-- THE PROBLEM --
Only lines with the string "手足相亲" matter here; gather them from the material below.

[Source data]
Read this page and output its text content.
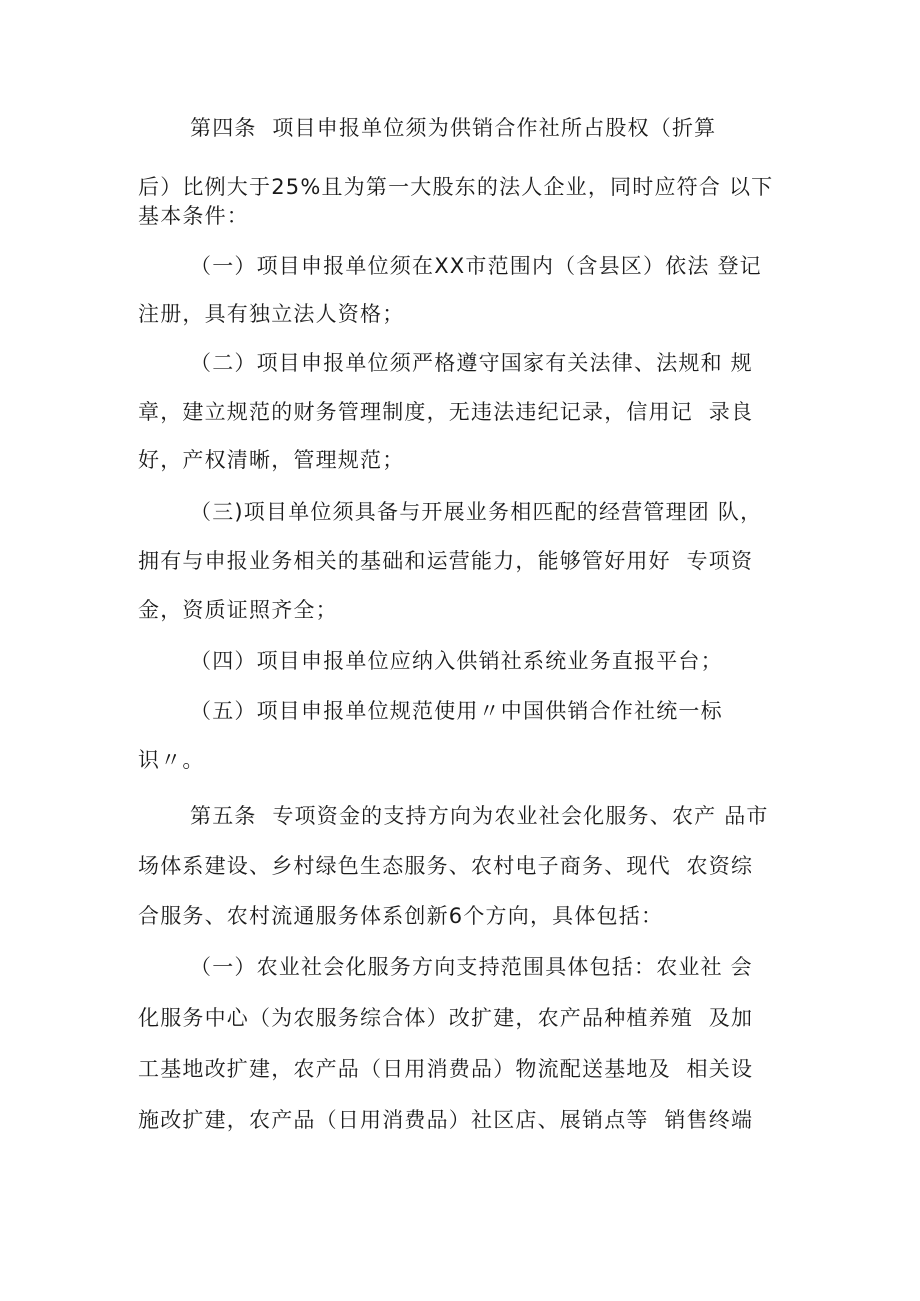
第四条  项目申报单位须为供销合作社所占股权（折算
后）比例大于25%且为第一大股东的法人企业，同时应符合 以下
基本条件：
（一）项目申报单位须在XX市范围内（含县区）依法 登记
注册，具有独立法人资格；
（二）项目申报单位须严格遵守国家有关法律、法规和 规
章，建立规范的财务管理制度，无违法违纪记录，信用记  录良
好，产权清晰，管理规范；
（三)项目单位须具备与开展业务相匹配的经营管理团 队，
拥有与申报业务相关的基础和运营能力，能够管好用好  专项资
金，资质证照齐全；
（四）项目申报单位应纳入供销社系统业务直报平台；
（五）项目申报单位规范使用〃中国供销合作社统一标
识〃。
第五条  专项资金的支持方向为农业社会化服务、农产 品市
场体系建设、乡村绿色生态服务、农村电子商务、现代  农资综
合服务、农村流通服务体系创新6个方向，具体包括：
（一）农业社会化服务方向支持范围具体包括：农业社 会
化服务中心（为农服务综合体）改扩建，农产品种植养殖  及加
工基地改扩建，农产品（日用消费品）物流配送基地及  相关设
施改扩建，农产品（日用消费品）社区店、展销点等  销售终端
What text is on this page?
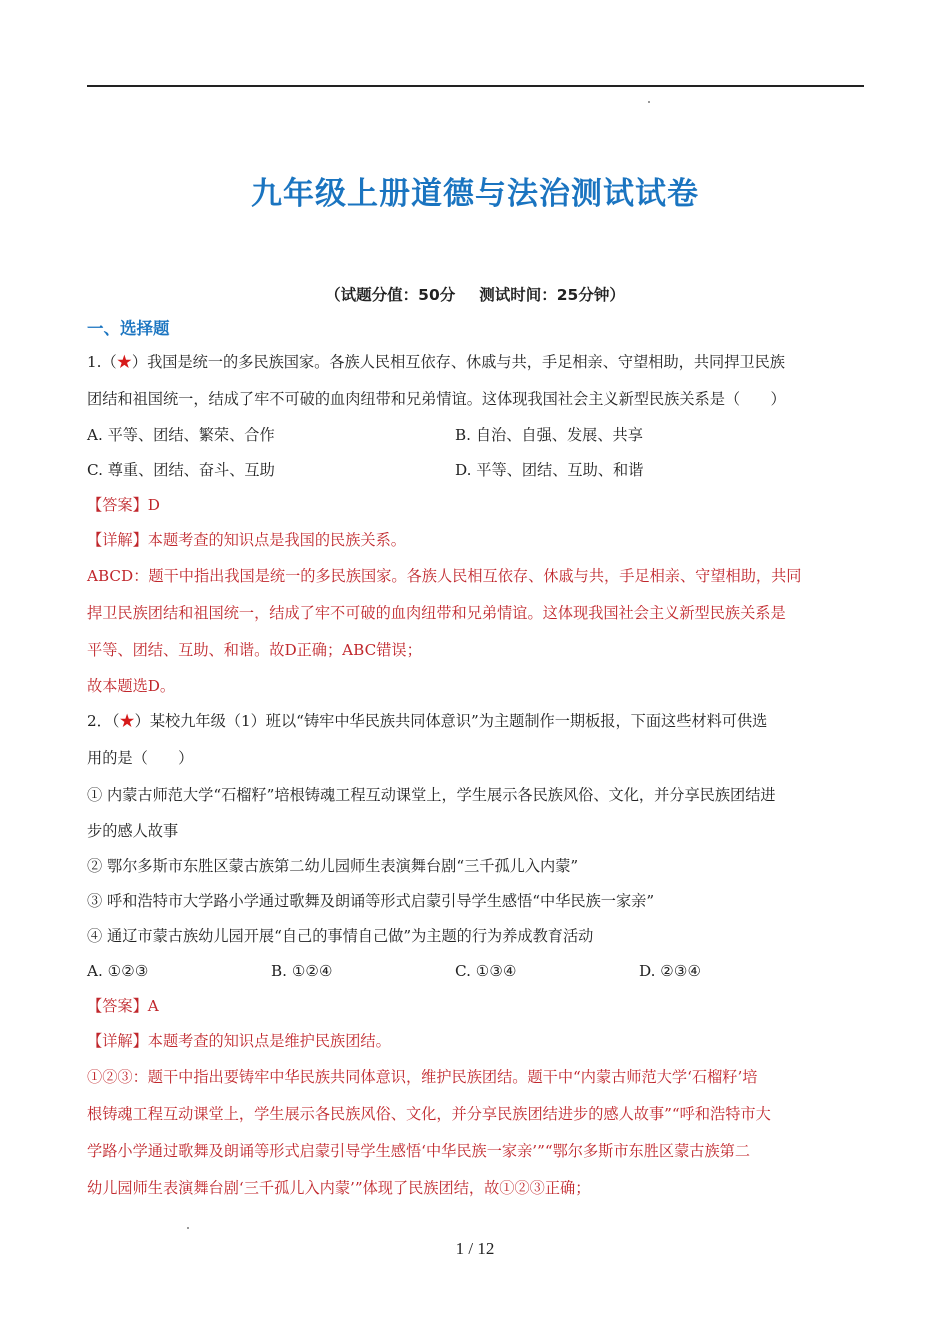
九年级上册道德与法治测试试卷
（试题分值：50分 测试时间：25分钟）
一、选择题
1.（★）我国是统一的多民族国家。各族人民相互依存、休戚与共，手足相亲、守望相助，共同捍卫民族
团结和祖国统一，结成了牢不可破的血肉纽带和兄弟情谊。这体现我国社会主义新型民族关系是（　　）
A. 平等、团结、繁荣、合作	B. 自治、自强、发展、共享
C. 尊重、团结、奋斗、互助	D. 平等、团结、互助、和谐
【答案】D
【详解】本题考查的知识点是我国的民族关系。
ABCD：题干中指出我国是统一的多民族国家。各族人民相互依存、休戚与共，手足相亲、守望相助，共同
捍卫民族团结和祖国统一，结成了牢不可破的血肉纽带和兄弟情谊。这体现我国社会主义新型民族关系是
平等、团结、互助、和谐。故D正确；ABC错误；
故本题选D。
2．（★）某校九年级（1）班以“铸牢中华民族共同体意识”为主题制作一期板报，下面这些材料可供选
用的是（　　）
① 内蒙古师范大学“石榴籽”培根铸魂工程互动课堂上，学生展示各民族风俗、文化，并分享民族团结进
步的感人故事
② 鄂尔多斯市东胜区蒙古族第二幼儿园师生表演舞台剧“三千孤儿入内蒙”
③ 呼和浩特市大学路小学通过歌舞及朗诵等形式启蒙引导学生感悟“中华民族一家亲”
④ 通辽市蒙古族幼儿园开展“自己的事情自己做”为主题的行为养成教育活动
A. ①②③	B. ①②④	C. ①③④	D. ②③④
【答案】A
【详解】本题考查的知识点是维护民族团结。
①②③：题干中指出要铸牢中华民族共同体意识，维护民族团结。题干中“内蒙古师范大学‘石榴籽’培
根铸魂工程互动课堂上，学生展示各民族风俗、文化，并分享民族团结进步的感人故事”“呼和浩特市大
学路小学通过歌舞及朗诵等形式启蒙引导学生感悟‘中华民族一家亲’”“鄂尔多斯市东胜区蒙古族第二
幼儿园师生表演舞台剧‘三千孤儿入内蒙’”体现了民族团结，故①②③正确；
1 / 12
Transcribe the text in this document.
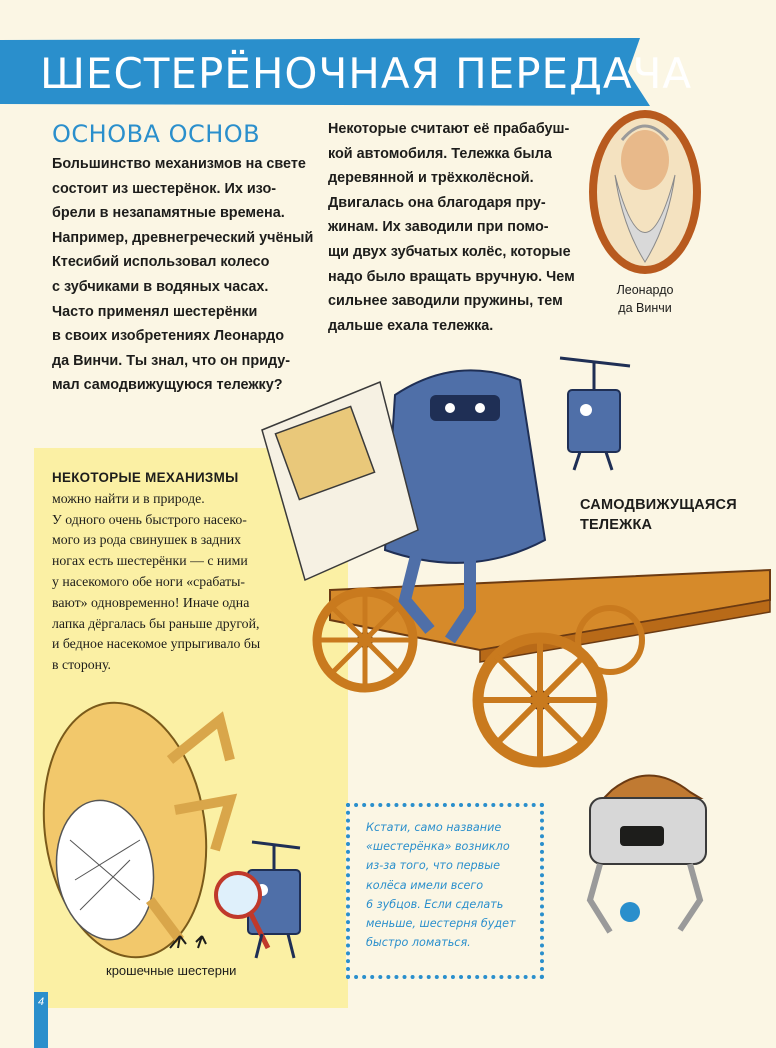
ШЕСТЕРЁНОЧНАЯ ПЕРЕДАЧА
ОСНОВА ОСНОВ
Большинство механизмов на свете
состоит из шестерёнок. Их изо-
брели в незапамятные времена.
Например, древнегреческий учёный
Ктесибий использовал колесо
с зубчиками в водяных часах.
Часто применял шестерёнки
в своих изобретениях Леонардо
да Винчи. Ты знал, что он приду-
мал самодвижущуюся тележку?
Некоторые считают её прабабуш-
кой автомобиля. Тележка была
деревянной и трёхколёсной.
Двигалась она благодаря пру-
жинам. Их заводили при помо-
щи двух зубчатых колёс, которые
надо было вращать вручную. Чем
сильнее заводили пружины, тем
дальше ехала тележка.
Леонардо
да Винчи
НЕКОТОРЫЕ МЕХАНИЗМЫ
можно найти и в природе.
У одного очень быстрого насеко-
мого из рода свинушек в задних
ногах есть шестерёнки — с ними
у насекомого обе ноги «срабаты-
вают» одновременно! Иначе одна
лапка дёргалась бы раньше другой,
и бедное насекомое упрыгивало бы
в сторону.
САМОДВИЖУЩАЯСЯ
ТЕЛЕЖКА
Кстати, само название
«шестерёнка» возникло
из-за того, что первые
колёса имели всего
6 зубцов. Если сделать
меньше, шестерня будет
быстро ломаться.
крошечные шестерни
4
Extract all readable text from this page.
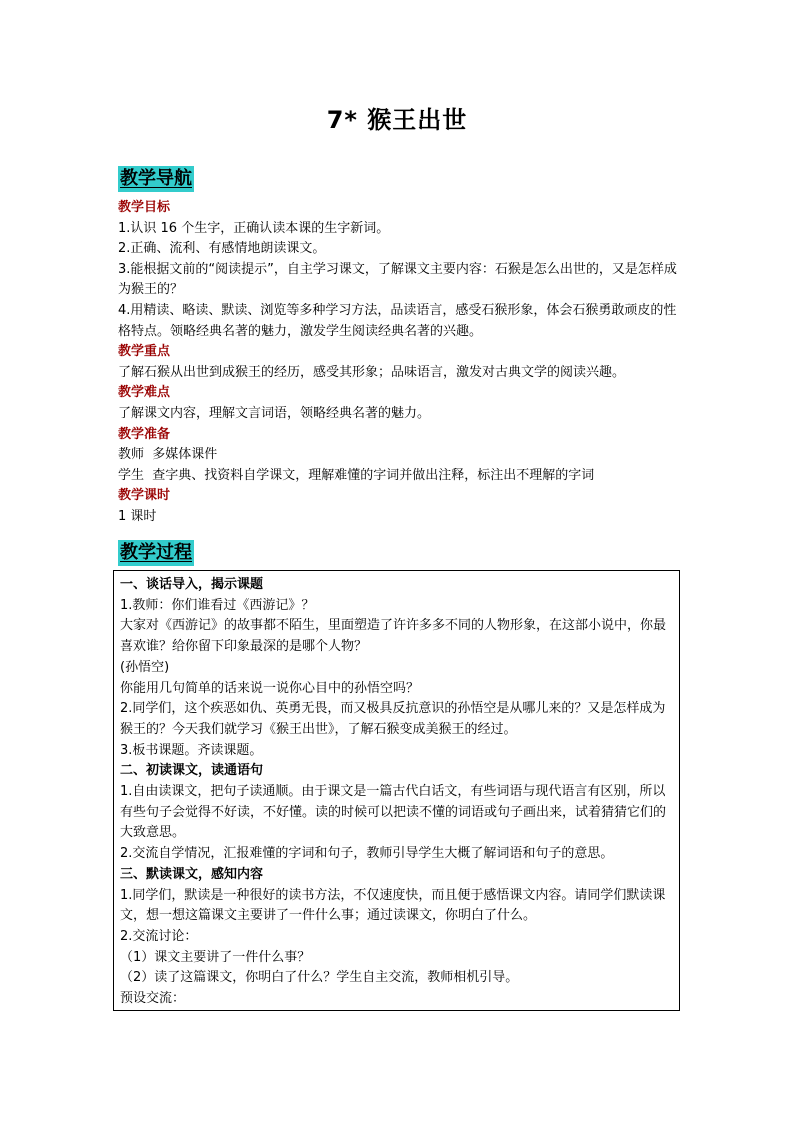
7* 猴王出世
教学导航

教学目标

1.认识 16 个生字，正确认读本课的生字新词。

2.正确、流利、有感情地朗读课文。

3.能根据文前的“阅读提示”，自主学习课文，了解课文主要内容：石猴是怎么出世的，又是怎样成为猴王的？

4.用精读、略读、默读、浏览等多种学习方法，品读语言，感受石猴形象，体会石猴勇敢顽皮的性格特点。领略经典名著的魅力，激发学生阅读经典名著的兴趣。

教学重点

了解石猴从出世到成猴王的经历，感受其形象；品味语言，激发对古典文学的阅读兴趣。

教学难点

了解课文内容，理解文言词语，领略经典名著的魅力。

教学准备

教师  多媒体课件

学生  查字典、找资料自学课文，理解难懂的字词并做出注释，标注出不理解的字词

教学课时

1 课时

教学过程

一、谈话导入，揭示课题

1.教师：你们谁看过《西游记》？

大家对《西游记》的故事都不陌生，里面塑造了许许多多不同的人物形象，在这部小说中，你最喜欢谁？给你留下印象最深的是哪个人物？

(孙悟空)

你能用几句简单的话来说一说你心目中的孙悟空吗？

2.同学们，这个疾恶如仇、英勇无畏，而又极具反抗意识的孙悟空是从哪儿来的？又是怎样成为猴王的？今天我们就学习《猴王出世》，了解石猴变成美猴王的经过。

3.板书课题。齐读课题。

二、初读课文，读通语句

1.自由读课文，把句子读通顺。由于课文是一篇古代白话文，有些词语与现代语言有区别，所以有些句子会觉得不好读，不好懂。读的时候可以把读不懂的词语或句子画出来，试着猜猜它们的大致意思。

2.交流自学情况，汇报难懂的字词和句子，教师引导学生大概了解词语和句子的意思。

三、默读课文，感知内容

1.同学们，默读是一种很好的读书方法，不仅速度快，而且便于感悟课文内容。请同学们默读课文，想一想这篇课文主要讲了一件什么事；通过读课文，你明白了什么。

2.交流讨论：

（1）课文主要讲了一件什么事？

（2）读了这篇课文，你明白了什么？学生自主交流，教师相机引导。

预设交流：
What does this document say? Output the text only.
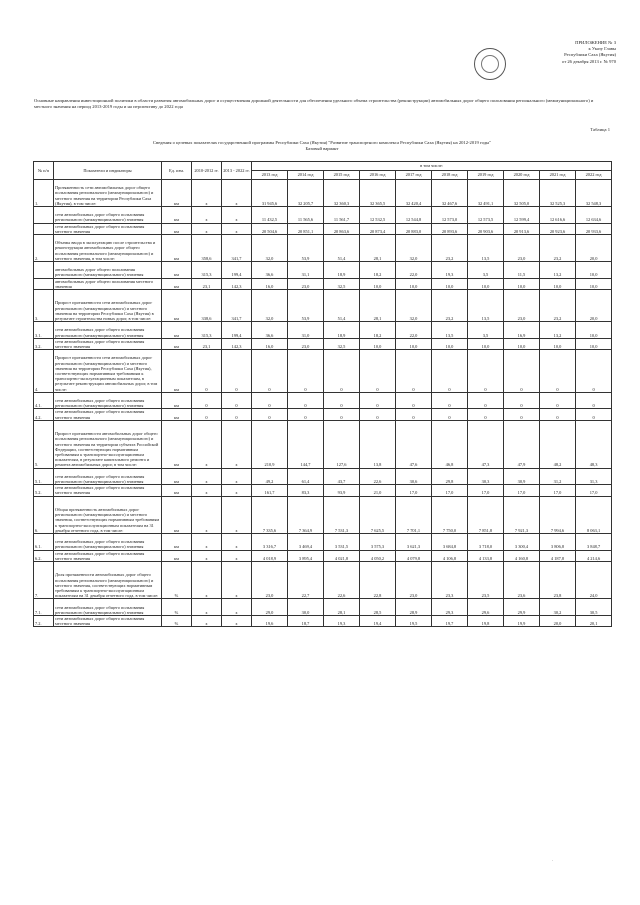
ПРИЛОЖЕНИЕ № 3
к Указу Главы
Республики Саха (Якутия)
от 26 декабря 2013 г. № 970
Основные направления инвестиционной политики в области развития автомобильных дорог и осуществления дорожной деятельности для обеспечения удельного объема строительства (реконструкции) автомобильных дорог общего пользования регионального (межмуниципального) и местного значения на период 2013-2019 годы и на перспективу до 2022 года
Таблица 1
Сведения о целевых показателях государственной программы Республики Саха (Якутия) "Развитие транспортного комплекса Республики Саха (Якутия) на 2012-2019 годы"
Базовый вариант
№ п/п	Показатели и индикаторы	Ед. изм.	2010-2012 гг.	2013 - 2022 гг.	в том числе:									
					2013 год	2014 год	2015 год	2016 год	2017 год	2018 год	2019 год	2020 год	2021 год	2022 год
1.	Протяженность сети автомобильных дорог общего пользования регионального (межмуниципального) и местного значения на территории Республики Саха (Якутия), в том числе:	км	х	х	31 945,6	32 205,7	32 360,3	32 365,5	32 420,4	32 467,6	32 491,1	32 505,0	32 525,3	32 548,3
	сети автомобильных дорог общего пользования регионального (межмуниципального) значения	км	х	х	11 432,5	11 565,6	11 561,7	12 532,5	12 544,8	12 573,0	12 573,5	12 599,4	12 616,6	12 634,6
	сети автомобильных дорог общего пользования местного значения	км	х	х	20 504,6	20 851,1	20 863,6	20 873,4	20 883,0	20 893,6	20 903,6	20 913,6	20 923,6	20 933,6
2.	Объемы ввода в эксплуатацию после строительства и реконструкции автомобильных дорог общего пользования регионального (межмуниципального) и местного значения, в том числе:	км	358,6	341,7	32,0	53,9	51,4	28,1	32,0	23,2	13,5	23,0	23,2	20,0
	автомобильных дорог общего пользования регионального (межмуниципального) значения	км	315,3	199,4	36,6	31,1	18,9	18,2	22,0	19,3	3,5	11,5	13,2	10,0
	автомобильных дорог общего пользования местного значения	км	23,1	142,3	16,0	23,0	32,5	10,0	10,0	10,0	10,0	10,0	10,0	10,0
3.	Прирост протяженности сети автомобильных дорог регионального (межмуниципального) и местного значения на территории Республики Саха (Якутия) в результате строительства новых дорог, в том числе:	км	338,6	341,7	32,0	53,9	51,4	28,1	32,0	23,2	13,5	23,0	23,2	20,0
3.1.	сети автомобильных дорог общего пользования регионального (межмуниципального) значения	км	315,3	199,4	36,6	31,0	18,9	18,2	22,0	13,5	3,5	16,9	13,2	10,0
3.2.	сети автомобильных дорог общего пользования местного значения	км	23,1	142,3	16,0	23,0	32,5	10,0	10,0	10,0	10,0	10,0	10,0	10,0
4.	Прирост протяженности сети автомобильных дорог регионального (межмуниципального) и местного значения на территории Республики Саха (Якутия), соответствующих нормативным требованиям к транспортно-эксплуатационным показателям, в результате реконструкции автомобильных дорог, в том числе:	км	0	0	0	0	0	0	0	0	0	0	0	0
4.1.	сети автомобильных дорог общего пользования регионального (межмуниципального) значения	км	0	0	0	0	0	0	0	0	0	0	0	0
4.2.	сети автомобильных дорог общего пользования местного значения	км	0	0	0	0	0	0	0	0	0	0	0	0
5.	Прирост протяженности автомобильных дорог общего пользования регионального (межмуниципального) и местного значения на территории субъекта Российской Федерации, соответствующих нормативным требованиям к транспортно-эксплуатационным показателям, в результате капитального ремонта и ремонта автомобильных дорог, в том числе:	км	х	х	210,9	144,7	127,6	13,8	47,6	46,8	47,3	47,9	48,2	48,3
5.1.	сети автомобильных дорог общего пользования регионального (межмуниципального) значения	км	х	х	49,2	61,4	43,7	22,6	30,6	29,8	30,3	30,9	31,2	31,3
5.2.	сети автомобильных дорог общего пользования местного значения	км	х	х	161,7	83,3	93,9	21,0	17,0	17,0	17,0	17,0	17,0	17,0
6.	Общая протяженность автомобильных дорог регионального (межмуниципального) и местного значения, соответствующих нормативным требованиям к транспортно-эксплуатационным показателям на 31 декабря отчетного года, в том числе:	км	х	х	7 335,6	7 364,9	7 531,3	7 625,5	7 701,1	7 750,0	7 851,8	7 921,3	7 994,6	8 063,1
6.1.	сети автомобильных дорог общего пользования регионального (межмуниципального) значения	км	х	х	3 316,7	3 469,4	3 531,5	3 575,3	3 621,3	3 684,8	3 718,0	3 300,4	3 806,8	3 848,7
6.2.	сети автомобильных дорог общего пользования местного значения	км	х	х	4 018,9	3 895,4	4 021,8	4 050,2	4 079,8	4 106,8	4 133,8	4 160,8	4 187,8	4 214,6
7.	Доля протяженности автомобильных дорог общего пользования регионального (межмуниципального) и местного значения, соответствующих нормативным требованиям к транспортно-эксплуатационным показателям на 31 декабря отчетного года, в том числе:	%	х	х	23,0	22,7	22,6	22,8	23,0	23,3	23,5	23,6	23,8	24,0
7.1.	сети автомобильных дорог общего пользования регионального (межмуниципального) значения	%	х	х	29,0	30,0	28,1	28,5	28,9	29,3	29,6	29,9	30,2	30,5
7.2.	сети автомобильных дорог общего пользования местного значения	%	х	х	19,6	18,7	19,3	19,4	19,5	19,7	19,8	19,9	20,0	20,1
.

-- WRITTEN REPLY --
1.（★）我国是统一的多民族国家。各族人民相互依存、休戚与共，手足相亲、守望相助，共同捍卫民族
ABCD：题干中指出我国是统一的多民族国家。各族人民相互依存、休戚与共，手足相亲、守望相助，共同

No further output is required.